### Aim
Give the listing again in full, exactly as written.

(Some records)
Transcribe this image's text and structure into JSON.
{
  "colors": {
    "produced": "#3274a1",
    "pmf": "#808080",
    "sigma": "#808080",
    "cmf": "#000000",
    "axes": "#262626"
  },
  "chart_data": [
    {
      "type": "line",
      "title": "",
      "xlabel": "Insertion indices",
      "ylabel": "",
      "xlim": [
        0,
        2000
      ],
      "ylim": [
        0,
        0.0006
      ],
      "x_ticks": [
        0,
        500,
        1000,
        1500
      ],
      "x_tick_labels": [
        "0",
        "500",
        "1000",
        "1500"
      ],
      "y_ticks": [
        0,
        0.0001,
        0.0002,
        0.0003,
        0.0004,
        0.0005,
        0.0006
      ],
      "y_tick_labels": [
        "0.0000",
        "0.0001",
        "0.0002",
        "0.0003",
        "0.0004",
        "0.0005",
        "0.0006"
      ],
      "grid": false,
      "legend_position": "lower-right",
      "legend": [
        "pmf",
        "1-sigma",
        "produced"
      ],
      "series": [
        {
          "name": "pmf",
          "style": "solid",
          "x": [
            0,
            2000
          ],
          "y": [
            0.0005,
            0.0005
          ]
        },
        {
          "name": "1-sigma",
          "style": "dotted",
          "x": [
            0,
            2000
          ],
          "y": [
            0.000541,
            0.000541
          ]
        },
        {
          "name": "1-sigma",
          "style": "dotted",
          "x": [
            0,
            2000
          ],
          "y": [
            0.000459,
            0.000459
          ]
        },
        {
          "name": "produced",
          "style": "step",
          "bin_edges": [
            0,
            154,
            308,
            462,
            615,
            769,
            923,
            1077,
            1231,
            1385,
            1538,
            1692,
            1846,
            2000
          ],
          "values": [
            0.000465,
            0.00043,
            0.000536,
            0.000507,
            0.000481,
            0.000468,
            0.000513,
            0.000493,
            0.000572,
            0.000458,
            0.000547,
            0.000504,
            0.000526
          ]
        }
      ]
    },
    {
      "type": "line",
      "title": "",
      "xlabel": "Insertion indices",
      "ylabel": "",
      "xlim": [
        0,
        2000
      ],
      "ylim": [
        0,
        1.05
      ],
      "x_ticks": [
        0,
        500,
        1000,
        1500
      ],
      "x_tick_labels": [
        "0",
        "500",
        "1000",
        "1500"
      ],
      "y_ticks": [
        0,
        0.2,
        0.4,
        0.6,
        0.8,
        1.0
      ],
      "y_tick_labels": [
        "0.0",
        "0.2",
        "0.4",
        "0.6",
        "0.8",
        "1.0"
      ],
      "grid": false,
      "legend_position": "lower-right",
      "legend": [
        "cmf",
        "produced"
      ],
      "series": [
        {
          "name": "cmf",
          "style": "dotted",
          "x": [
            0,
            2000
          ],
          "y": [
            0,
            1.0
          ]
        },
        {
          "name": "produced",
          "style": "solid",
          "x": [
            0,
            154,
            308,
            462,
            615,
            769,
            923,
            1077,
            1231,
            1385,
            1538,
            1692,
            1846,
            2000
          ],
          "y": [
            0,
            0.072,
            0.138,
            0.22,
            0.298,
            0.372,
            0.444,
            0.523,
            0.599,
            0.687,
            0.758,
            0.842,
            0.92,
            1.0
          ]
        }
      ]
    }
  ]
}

### The completed task
Transcribe this image's text and structure into JSON.
{
  "colors": {
    "produced": "#3274a1",
    "pmf": "#808080",
    "sigma": "#808080",
    "cmf": "#000000",
    "axes": "#262626"
  },
  "chart_data": [
    {
      "type": "line",
      "title": "",
      "xlabel": "Insertion indices",
      "ylabel": "",
      "xlim": [
        0,
        2000
      ],
      "ylim": [
        0,
        0.0006
      ],
      "x_ticks": [
        0,
        500,
        1000,
        1500
      ],
      "x_tick_labels": [
        "0",
        "500",
        "1000",
        "1500"
      ],
      "y_ticks": [
        0,
        0.0001,
        0.0002,
        0.0003,
        0.0004,
        0.0005,
        0.0006
      ],
      "y_tick_labels": [
        "0.0000",
        "0.0001",
        "0.0002",
        "0.0003",
        "0.0004",
        "0.0005",
        "0.0006"
      ],
      "grid": false,
      "legend_position": "lower-right",
      "legend": [
        "pmf",
        "1-sigma",
        "produced"
      ],
      "series": [
        {
          "name": "pmf",
          "style": "solid",
          "x": [
            0,
            2000
          ],
          "y": [
            0.0005,
            0.0005
          ]
        },
        {
          "name": "1-sigma",
          "style": "dotted",
          "x": [
            0,
            2000
          ],
          "y": [
            0.000541,
            0.000541
          ]
        },
        {
          "name": "1-sigma",
          "style": "dotted",
          "x": [
            0,
            2000
          ],
          "y": [
            0.000459,
            0.000459
          ]
        },
        {
          "name": "produced",
          "style": "step",
          "bin_edges": [
            0,
            154,
            308,
            462,
            615,
            769,
            923,
            1077,
            1231,
            1385,
            1538,
            1692,
            1846,
            2000
          ],
          "values": [
            0.000465,
            0.00043,
            0.000536,
            0.000507,
            0.000481,
            0.000468,
            0.000513,
            0.000493,
            0.000572,
            0.000458,
            0.000547,
            0.000504,
            0.000526
          ]
        }
      ]
    },
    {
      "type": "line",
      "title": "",
      "xlabel": "Insertion indices",
      "ylabel": "",
      "xlim": [
        0,
        2000
      ],
      "ylim": [
        0,
        1.05
      ],
      "x_ticks": [
        0,
        500,
        1000,
        1500
      ],
      "x_tick_labels": [
        "0",
        "500",
        "1000",
        "1500"
      ],
      "y_ticks": [
        0,
        0.2,
        0.4,
        0.6,
        0.8,
        1.0
      ],
      "y_tick_labels": [
        "0.0",
        "0.2",
        "0.4",
        "0.6",
        "0.8",
        "1.0"
      ],
      "grid": false,
      "legend_position": "lower-right",
      "legend": [
        "cmf",
        "produced"
      ],
      "series": [
        {
          "name": "cmf",
          "style": "dotted",
          "x": [
            0,
            2000
          ],
          "y": [
            0,
            1.0
          ]
        },
        {
          "name": "produced",
          "style": "solid",
          "x": [
            0,
            154,
            308,
            462,
            615,
            769,
            923,
            1077,
            1231,
            1385,
            1538,
            1692,
            1846,
            2000
          ],
          "y": [
            0,
            0.072,
            0.138,
            0.22,
            0.298,
            0.372,
            0.444,
            0.523,
            0.599,
            0.687,
            0.758,
            0.842,
            0.92,
            1.0
          ]
        }
      ]
    }
  ]
}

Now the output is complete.